*** Opening of SUPPLIED TEXT ***

Born: 
15/03/1931
Died: 
10/05/2009
Specialty: 
Infectious and Communicable Diseases
Designatory Letters: 
MB Melbourne 1954, MRACP 1958, MRCP Edin 1962, FRACP, FRACMA 1968, FRCP Edin 1977

(Partly based on an obituary prepared by Dr Bennett himself)

With his death on 10th May the specialty of infectious diseases has lost one of its leaders and Australian Medicine one of its Greats. He will long be remembered for his work with the WHO in Indonesia, Pakistan and Afghanistan confirming the final elimination of smallpox. His book The Use of Antibiotics ran to three editions between 1975-1987, was read worldwide and made a major contribution to his specialty. On four occasions he either led or was part of Australian teams taking medical aid to the Indonesian island of Ambon whose people had cared for so many Australian men and women during the war.

He was a 1954 graduate of Melbourne University. After postgraduate training he worked for three years at the Alfred Hospital, then spent 36 years at Fairfield Infectious Disease Hospital, in 1979 being appointed Medical Director and serving as CEO 1981-92. Those were exciting times in Medicine with the development of new antibiotics, winning the battles against diphtheria and measles as well as some of the more exotic diseases, whilst still caring for those in ‘iron lungs’ because of poliomyelitis, and the opportunities for clinical research, opportunities which he grasped eagerly.

*** Close of SUPPLIED TEXT ***

◆ WHAT YOU NEED TO DO
Carry on the obituary of Dr Bennett from the point where it stops. The lines that come next have nothing to do with this.

*** Opening of INFORMATION SUPPLIED ***

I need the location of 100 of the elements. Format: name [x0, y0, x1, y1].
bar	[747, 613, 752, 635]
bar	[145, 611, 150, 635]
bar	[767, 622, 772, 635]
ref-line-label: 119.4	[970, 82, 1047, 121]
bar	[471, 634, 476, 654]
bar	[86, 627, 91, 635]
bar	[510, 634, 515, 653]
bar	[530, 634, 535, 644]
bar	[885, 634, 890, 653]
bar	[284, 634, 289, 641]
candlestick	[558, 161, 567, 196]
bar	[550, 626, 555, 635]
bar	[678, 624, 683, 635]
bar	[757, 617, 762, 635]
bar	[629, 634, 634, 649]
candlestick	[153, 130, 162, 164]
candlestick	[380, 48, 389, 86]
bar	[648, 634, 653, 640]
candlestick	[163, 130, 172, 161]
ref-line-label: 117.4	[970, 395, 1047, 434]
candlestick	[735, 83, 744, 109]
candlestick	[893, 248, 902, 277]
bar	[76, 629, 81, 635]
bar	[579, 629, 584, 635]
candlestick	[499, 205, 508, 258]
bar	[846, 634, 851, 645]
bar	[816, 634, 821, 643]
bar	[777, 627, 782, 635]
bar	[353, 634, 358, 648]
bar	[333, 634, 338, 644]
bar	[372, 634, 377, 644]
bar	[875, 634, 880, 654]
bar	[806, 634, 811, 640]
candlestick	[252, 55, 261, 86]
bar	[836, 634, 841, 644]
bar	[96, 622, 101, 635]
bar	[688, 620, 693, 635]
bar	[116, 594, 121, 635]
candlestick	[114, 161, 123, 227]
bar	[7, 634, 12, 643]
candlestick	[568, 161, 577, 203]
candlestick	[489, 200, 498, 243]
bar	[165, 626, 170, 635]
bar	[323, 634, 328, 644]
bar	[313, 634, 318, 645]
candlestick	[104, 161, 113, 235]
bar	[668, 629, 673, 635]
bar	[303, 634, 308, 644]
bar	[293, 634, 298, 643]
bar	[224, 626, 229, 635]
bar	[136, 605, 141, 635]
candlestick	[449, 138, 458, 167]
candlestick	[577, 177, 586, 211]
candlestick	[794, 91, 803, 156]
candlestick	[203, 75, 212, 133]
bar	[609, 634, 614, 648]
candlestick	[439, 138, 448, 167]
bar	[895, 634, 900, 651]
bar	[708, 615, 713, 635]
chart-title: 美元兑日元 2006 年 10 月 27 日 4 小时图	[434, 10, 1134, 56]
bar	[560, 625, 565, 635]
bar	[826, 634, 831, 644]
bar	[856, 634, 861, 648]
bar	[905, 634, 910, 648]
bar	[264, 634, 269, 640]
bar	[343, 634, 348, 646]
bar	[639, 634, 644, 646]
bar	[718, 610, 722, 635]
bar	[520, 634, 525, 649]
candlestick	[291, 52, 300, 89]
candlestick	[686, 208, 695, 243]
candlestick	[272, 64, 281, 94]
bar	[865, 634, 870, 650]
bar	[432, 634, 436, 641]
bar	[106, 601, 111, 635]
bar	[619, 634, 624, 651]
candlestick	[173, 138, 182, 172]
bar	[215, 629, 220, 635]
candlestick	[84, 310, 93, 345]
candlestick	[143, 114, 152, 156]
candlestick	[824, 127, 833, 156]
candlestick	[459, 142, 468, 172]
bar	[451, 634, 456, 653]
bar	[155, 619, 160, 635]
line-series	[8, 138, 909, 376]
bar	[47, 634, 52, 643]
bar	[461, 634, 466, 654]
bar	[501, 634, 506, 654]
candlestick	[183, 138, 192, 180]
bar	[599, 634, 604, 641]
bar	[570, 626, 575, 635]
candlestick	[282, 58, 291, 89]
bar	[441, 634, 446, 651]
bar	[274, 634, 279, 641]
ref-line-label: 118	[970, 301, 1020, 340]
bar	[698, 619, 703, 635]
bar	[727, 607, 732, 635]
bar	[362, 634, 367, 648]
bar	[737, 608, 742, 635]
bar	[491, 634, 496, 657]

*** Close of INFORMATION SUPPLIED ***

◆ RESPONSE BOX
For 28 years he advised the State Department of Human Sciences on infection control, especially in hospitals, and was chairman of the Victorian Arbovirus Task Force advising on mosquito borne diseases. In 1986 he conducted a State-wide survey on hospital waste disposal, its recommendation subsequently being adopted for Australia.

As a student he had had joined the RAAF eventually reaching the rank of Wing Commander (Epidemiologist) after which he served in the RAAMC as Lt. Colonel 1975-86, lecturing and advising on germ warfare and privileged to visit such centres as Porton Downs (UK) and Fort Detrick (US)

His service to medicine and the community was recognised when he was made Victorian of the Year in 1990. His family remember him as a devoted Dad to 4 children and grandfather to 10 grandchildren, someone who enjoyed a drink, was an excellent sportsman (playing football until he was 35) and in his own words “ gregarious and convivial”. As the Premier of Victoria said of him “ His CV is one of those documents which make you wonder what you have been doing with your time.”